BRIEF: In the data below, find every line that has the string "name", and copy it.

[Stored dataset items]
---*---
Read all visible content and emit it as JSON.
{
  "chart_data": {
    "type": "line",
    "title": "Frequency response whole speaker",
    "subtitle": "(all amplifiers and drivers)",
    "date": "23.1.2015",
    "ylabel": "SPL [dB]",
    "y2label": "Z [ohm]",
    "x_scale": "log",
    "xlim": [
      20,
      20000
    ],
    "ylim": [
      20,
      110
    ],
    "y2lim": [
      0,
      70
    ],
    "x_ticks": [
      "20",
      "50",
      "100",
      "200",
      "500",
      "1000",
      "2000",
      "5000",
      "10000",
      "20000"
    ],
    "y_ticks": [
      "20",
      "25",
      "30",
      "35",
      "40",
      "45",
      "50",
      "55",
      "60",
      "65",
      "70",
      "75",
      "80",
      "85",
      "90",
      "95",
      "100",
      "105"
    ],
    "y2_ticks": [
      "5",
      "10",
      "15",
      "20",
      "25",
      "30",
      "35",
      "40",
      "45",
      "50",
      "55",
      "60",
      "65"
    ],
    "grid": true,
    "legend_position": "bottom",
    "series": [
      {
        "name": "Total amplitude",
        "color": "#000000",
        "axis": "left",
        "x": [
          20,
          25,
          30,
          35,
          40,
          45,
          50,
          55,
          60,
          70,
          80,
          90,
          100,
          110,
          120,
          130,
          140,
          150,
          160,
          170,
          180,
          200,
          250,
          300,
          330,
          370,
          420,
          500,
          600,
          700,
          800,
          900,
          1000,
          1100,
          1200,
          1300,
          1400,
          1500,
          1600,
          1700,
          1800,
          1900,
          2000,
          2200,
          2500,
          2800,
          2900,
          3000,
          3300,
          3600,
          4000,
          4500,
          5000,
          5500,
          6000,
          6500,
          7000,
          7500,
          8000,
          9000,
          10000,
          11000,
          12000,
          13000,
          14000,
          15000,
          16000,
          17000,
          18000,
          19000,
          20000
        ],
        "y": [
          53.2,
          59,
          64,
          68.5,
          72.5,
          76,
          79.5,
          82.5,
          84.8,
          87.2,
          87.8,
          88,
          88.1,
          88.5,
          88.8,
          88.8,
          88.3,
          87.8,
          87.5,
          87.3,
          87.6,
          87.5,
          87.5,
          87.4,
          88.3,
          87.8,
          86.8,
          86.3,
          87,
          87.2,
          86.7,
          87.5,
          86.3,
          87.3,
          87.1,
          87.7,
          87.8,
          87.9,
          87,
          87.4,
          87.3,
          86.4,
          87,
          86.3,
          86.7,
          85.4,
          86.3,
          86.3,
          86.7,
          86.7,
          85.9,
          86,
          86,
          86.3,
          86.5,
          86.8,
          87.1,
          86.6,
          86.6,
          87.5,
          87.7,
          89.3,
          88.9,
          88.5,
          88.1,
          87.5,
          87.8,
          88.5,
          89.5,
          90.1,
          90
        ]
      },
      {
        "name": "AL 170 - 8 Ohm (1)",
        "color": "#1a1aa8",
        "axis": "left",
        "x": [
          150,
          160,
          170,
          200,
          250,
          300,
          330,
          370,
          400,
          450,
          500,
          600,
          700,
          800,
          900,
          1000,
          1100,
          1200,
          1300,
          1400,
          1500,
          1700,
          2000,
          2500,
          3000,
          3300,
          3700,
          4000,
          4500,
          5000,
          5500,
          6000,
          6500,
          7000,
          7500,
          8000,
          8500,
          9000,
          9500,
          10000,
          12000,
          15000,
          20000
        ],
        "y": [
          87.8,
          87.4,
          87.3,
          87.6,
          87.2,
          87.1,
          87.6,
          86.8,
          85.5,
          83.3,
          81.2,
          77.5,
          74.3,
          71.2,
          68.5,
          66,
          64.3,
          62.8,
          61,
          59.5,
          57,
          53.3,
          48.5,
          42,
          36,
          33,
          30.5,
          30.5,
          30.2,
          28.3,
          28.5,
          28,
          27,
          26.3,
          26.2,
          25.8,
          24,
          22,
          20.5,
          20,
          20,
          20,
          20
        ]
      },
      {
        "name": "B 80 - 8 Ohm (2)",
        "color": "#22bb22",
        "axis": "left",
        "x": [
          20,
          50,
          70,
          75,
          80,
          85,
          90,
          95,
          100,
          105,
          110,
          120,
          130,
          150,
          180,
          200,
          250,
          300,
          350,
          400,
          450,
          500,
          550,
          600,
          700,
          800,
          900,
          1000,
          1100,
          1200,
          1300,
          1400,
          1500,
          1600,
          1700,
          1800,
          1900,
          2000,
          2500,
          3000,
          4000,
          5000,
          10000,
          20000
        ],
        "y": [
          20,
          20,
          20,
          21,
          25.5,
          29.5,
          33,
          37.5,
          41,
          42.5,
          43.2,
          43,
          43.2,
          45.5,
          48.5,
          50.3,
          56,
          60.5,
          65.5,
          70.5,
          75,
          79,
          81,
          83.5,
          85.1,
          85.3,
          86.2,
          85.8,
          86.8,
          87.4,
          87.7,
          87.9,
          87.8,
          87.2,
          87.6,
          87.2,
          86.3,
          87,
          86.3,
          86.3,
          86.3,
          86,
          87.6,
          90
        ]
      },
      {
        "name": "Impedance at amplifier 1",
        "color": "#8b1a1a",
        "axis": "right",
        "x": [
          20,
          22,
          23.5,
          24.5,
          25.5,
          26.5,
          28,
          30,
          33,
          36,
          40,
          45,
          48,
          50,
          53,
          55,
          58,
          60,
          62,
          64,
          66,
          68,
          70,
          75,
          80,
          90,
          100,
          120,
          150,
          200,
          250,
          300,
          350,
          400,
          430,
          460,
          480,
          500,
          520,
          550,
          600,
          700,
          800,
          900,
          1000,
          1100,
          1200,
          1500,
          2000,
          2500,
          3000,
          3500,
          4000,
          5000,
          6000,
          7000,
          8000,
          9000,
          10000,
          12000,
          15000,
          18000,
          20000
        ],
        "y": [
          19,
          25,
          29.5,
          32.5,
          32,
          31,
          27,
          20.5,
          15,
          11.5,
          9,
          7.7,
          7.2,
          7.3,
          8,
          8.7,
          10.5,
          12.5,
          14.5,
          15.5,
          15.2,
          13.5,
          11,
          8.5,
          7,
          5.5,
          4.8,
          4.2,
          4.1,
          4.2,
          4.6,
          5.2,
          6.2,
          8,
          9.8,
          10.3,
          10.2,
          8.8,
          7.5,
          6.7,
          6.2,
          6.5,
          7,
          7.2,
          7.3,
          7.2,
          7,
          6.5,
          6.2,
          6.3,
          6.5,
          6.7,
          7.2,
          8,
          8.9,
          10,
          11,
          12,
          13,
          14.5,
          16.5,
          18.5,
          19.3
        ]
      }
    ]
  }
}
---*---
SOLUTION FOR THIS EXERCISE:
        "name": "Total amplitude",
        "name": "AL 170 - 8 Ohm (1)",
        "name": "B 80 - 8 Ohm (2)",
        "name": "Impedance at amplifier 1",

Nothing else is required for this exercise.